Copy every one of the records below word for word, but leave out the pictures.

PROVIDED DATA:
*****
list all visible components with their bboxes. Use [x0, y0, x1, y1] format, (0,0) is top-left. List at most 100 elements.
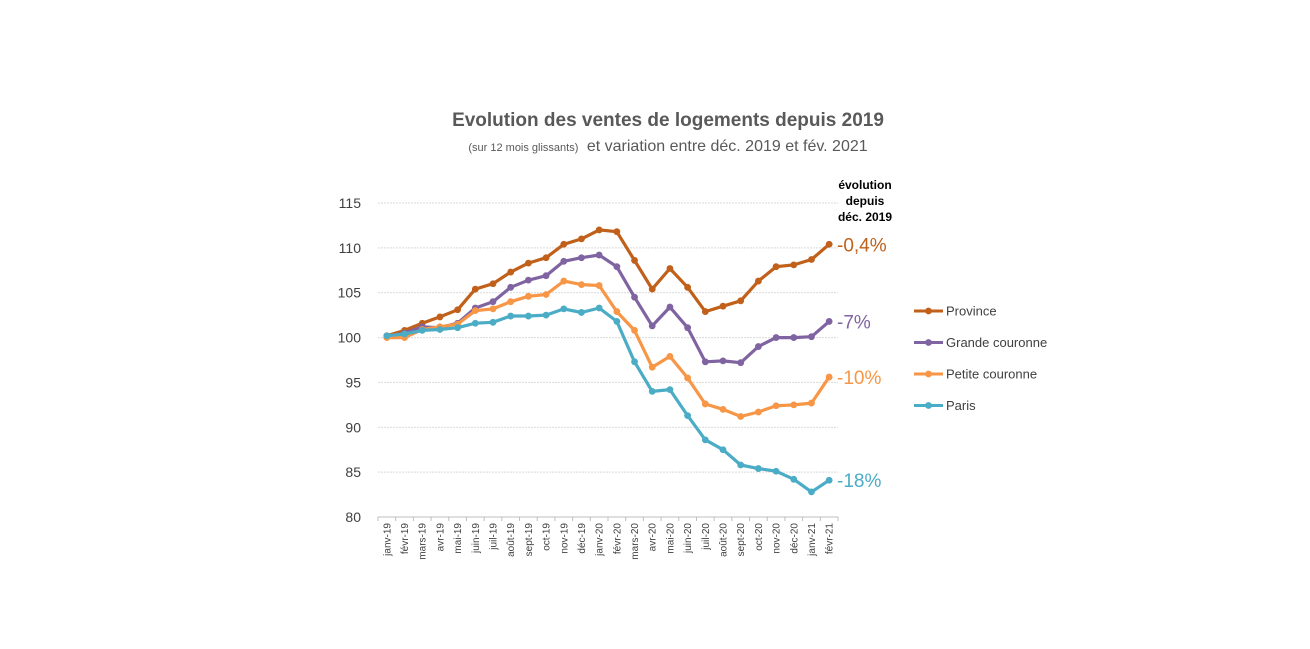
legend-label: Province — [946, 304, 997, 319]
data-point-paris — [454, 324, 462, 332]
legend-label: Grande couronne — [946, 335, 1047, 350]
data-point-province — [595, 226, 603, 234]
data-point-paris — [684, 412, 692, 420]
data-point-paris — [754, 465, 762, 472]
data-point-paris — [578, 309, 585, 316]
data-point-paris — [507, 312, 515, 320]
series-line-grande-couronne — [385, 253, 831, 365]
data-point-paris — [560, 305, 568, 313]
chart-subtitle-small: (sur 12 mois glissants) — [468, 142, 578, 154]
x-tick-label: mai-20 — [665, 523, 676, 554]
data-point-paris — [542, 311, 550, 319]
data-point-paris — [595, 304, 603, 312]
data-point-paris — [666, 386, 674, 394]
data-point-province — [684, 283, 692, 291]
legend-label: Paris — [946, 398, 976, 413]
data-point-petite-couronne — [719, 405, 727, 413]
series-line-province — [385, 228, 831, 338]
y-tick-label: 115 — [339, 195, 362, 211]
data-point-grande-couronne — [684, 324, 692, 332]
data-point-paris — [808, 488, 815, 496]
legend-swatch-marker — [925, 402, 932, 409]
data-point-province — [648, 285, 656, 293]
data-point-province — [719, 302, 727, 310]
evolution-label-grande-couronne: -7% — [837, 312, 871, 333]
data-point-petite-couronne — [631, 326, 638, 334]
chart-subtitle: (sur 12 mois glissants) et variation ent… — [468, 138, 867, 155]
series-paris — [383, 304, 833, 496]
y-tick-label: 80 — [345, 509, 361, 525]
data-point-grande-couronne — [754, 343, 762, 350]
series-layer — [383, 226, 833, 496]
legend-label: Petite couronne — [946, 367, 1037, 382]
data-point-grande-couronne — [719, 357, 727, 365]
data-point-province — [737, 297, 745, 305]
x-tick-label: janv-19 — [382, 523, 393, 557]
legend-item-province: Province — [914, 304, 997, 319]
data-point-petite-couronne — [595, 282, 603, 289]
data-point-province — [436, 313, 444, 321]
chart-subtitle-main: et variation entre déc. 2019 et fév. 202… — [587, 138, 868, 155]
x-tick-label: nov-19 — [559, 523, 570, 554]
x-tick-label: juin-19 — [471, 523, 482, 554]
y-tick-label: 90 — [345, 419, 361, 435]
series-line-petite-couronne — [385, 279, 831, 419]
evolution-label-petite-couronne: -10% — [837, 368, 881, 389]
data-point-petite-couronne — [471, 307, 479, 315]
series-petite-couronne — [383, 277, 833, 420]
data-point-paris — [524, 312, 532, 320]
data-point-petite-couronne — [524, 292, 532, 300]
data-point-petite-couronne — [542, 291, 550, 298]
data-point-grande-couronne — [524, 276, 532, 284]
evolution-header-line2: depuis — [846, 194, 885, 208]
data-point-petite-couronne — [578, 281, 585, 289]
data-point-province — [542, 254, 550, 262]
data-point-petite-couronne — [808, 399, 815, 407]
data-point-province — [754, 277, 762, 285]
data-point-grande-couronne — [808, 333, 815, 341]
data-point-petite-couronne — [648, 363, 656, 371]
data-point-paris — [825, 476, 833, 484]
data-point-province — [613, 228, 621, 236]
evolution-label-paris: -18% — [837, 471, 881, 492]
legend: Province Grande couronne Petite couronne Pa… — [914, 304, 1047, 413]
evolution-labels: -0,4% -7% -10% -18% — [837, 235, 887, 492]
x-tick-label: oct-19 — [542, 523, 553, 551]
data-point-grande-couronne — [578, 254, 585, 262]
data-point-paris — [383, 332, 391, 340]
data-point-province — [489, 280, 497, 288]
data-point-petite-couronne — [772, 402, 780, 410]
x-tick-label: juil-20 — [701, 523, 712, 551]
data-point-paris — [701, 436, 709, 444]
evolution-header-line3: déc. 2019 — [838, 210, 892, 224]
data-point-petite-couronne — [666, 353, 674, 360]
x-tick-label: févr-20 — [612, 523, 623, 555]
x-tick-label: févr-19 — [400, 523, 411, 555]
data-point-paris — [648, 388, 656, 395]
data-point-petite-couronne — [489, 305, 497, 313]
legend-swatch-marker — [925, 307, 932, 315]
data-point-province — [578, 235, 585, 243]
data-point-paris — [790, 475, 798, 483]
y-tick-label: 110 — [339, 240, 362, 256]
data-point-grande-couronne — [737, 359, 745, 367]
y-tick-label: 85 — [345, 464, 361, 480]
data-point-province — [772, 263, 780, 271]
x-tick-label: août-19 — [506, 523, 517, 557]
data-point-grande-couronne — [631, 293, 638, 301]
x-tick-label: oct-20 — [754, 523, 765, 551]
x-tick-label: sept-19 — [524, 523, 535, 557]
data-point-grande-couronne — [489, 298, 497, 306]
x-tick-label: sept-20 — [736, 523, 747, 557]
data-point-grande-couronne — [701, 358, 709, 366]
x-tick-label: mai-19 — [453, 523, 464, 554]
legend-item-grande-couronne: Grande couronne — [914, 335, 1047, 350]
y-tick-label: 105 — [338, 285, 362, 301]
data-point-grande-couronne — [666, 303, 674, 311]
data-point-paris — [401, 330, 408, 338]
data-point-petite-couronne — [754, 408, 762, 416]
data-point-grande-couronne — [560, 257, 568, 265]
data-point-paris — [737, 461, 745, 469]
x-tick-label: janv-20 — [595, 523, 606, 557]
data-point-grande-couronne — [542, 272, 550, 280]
*****
TASK RESULT:
list all visible components with their bboxes. Use [x0, y0, x1, y1] format, (0,0) is top-left. List at most 100 elements.
legend-label: Province — [946, 304, 997, 319]
data-point-paris — [454, 324, 462, 332]
legend-label: Grande couronne — [946, 335, 1047, 350]
data-point-province — [595, 226, 603, 234]
data-point-paris — [684, 412, 692, 420]
data-point-paris — [754, 465, 762, 472]
data-point-paris — [578, 309, 585, 316]
data-point-paris — [507, 312, 515, 320]
series-line-grande-couronne — [385, 253, 831, 365]
data-point-paris — [560, 305, 568, 313]
chart-subtitle-small: (sur 12 mois glissants) — [468, 142, 578, 154]
x-tick-label: mai-20 — [665, 523, 676, 554]
data-point-paris — [542, 311, 550, 319]
data-point-paris — [595, 304, 603, 312]
data-point-paris — [666, 386, 674, 394]
data-point-province — [684, 283, 692, 291]
legend-label: Paris — [946, 398, 976, 413]
data-point-petite-couronne — [719, 405, 727, 413]
series-line-province — [385, 228, 831, 338]
y-tick-label: 115 — [339, 195, 362, 211]
data-point-grande-couronne — [684, 324, 692, 332]
data-point-paris — [808, 488, 815, 496]
legend-swatch-marker — [925, 402, 932, 409]
data-point-province — [648, 285, 656, 293]
data-point-province — [719, 302, 727, 310]
evolution-label-grande-couronne: -7% — [837, 312, 871, 333]
data-point-petite-couronne — [631, 326, 638, 334]
chart-subtitle: (sur 12 mois glissants) et variation ent… — [468, 138, 867, 155]
series-paris — [383, 304, 833, 496]
y-tick-label: 80 — [345, 509, 361, 525]
data-point-grande-couronne — [754, 343, 762, 350]
series-layer — [383, 226, 833, 496]
legend-label: Petite couronne — [946, 367, 1037, 382]
data-point-grande-couronne — [719, 357, 727, 365]
data-point-province — [737, 297, 745, 305]
x-tick-label: janv-19 — [382, 523, 393, 557]
legend-item-province: Province — [914, 304, 997, 319]
data-point-petite-couronne — [595, 282, 603, 289]
data-point-province — [436, 313, 444, 321]
chart-subtitle-main: et variation entre déc. 2019 et fév. 202… — [587, 138, 868, 155]
x-tick-label: nov-19 — [559, 523, 570, 554]
x-tick-label: juin-19 — [471, 523, 482, 554]
y-tick-label: 90 — [345, 419, 361, 435]
series-line-petite-couronne — [385, 279, 831, 419]
evolution-label-petite-couronne: -10% — [837, 368, 881, 389]
data-point-petite-couronne — [471, 307, 479, 315]
series-petite-couronne — [383, 277, 833, 420]
data-point-paris — [524, 312, 532, 320]
data-point-petite-couronne — [524, 292, 532, 300]
data-point-petite-couronne — [542, 291, 550, 298]
data-point-grande-couronne — [524, 276, 532, 284]
evolution-header-line2: depuis — [846, 194, 885, 208]
data-point-petite-couronne — [578, 281, 585, 289]
data-point-province — [542, 254, 550, 262]
data-point-petite-couronne — [808, 399, 815, 407]
data-point-province — [754, 277, 762, 285]
data-point-grande-couronne — [808, 333, 815, 341]
data-point-petite-couronne — [648, 363, 656, 371]
data-point-paris — [825, 476, 833, 484]
data-point-province — [613, 228, 621, 236]
evolution-label-paris: -18% — [837, 471, 881, 492]
legend: Province Grande couronne Petite couronne Pa… — [914, 304, 1047, 413]
evolution-labels: -0,4% -7% -10% -18% — [837, 235, 887, 492]
x-tick-label: oct-19 — [542, 523, 553, 551]
data-point-grande-couronne — [578, 254, 585, 262]
data-point-paris — [383, 332, 391, 340]
data-point-province — [489, 280, 497, 288]
data-point-petite-couronne — [772, 402, 780, 410]
x-tick-label: juil-20 — [701, 523, 712, 551]
data-point-paris — [701, 436, 709, 444]
evolution-header-line3: déc. 2019 — [838, 210, 892, 224]
data-point-petite-couronne — [666, 353, 674, 360]
x-tick-label: févr-20 — [612, 523, 623, 555]
x-tick-label: févr-19 — [400, 523, 411, 555]
data-point-paris — [648, 388, 656, 395]
data-point-petite-couronne — [489, 305, 497, 313]
legend-swatch-marker — [925, 307, 932, 315]
data-point-province — [578, 235, 585, 243]
data-point-paris — [790, 475, 798, 483]
y-tick-label: 110 — [339, 240, 362, 256]
data-point-grande-couronne — [737, 359, 745, 367]
y-tick-label: 85 — [345, 464, 361, 480]
data-point-province — [772, 263, 780, 271]
x-tick-label: août-19 — [506, 523, 517, 557]
data-point-grande-couronne — [631, 293, 638, 301]
x-tick-label: oct-20 — [754, 523, 765, 551]
x-tick-label: sept-19 — [524, 523, 535, 557]
data-point-grande-couronne — [489, 298, 497, 306]
x-tick-label: sept-20 — [736, 523, 747, 557]
data-point-grande-couronne — [701, 358, 709, 366]
x-tick-label: mai-19 — [453, 523, 464, 554]
legend-item-grande-couronne: Grande couronne — [914, 335, 1047, 350]
y-tick-label: 105 — [338, 285, 362, 301]
data-point-grande-couronne — [666, 303, 674, 311]
data-point-paris — [401, 330, 408, 338]
data-point-petite-couronne — [754, 408, 762, 416]
data-point-grande-couronne — [560, 257, 568, 265]
data-point-paris — [737, 461, 745, 469]
x-tick-label: janv-20 — [595, 523, 606, 557]
data-point-grande-couronne — [542, 272, 550, 280]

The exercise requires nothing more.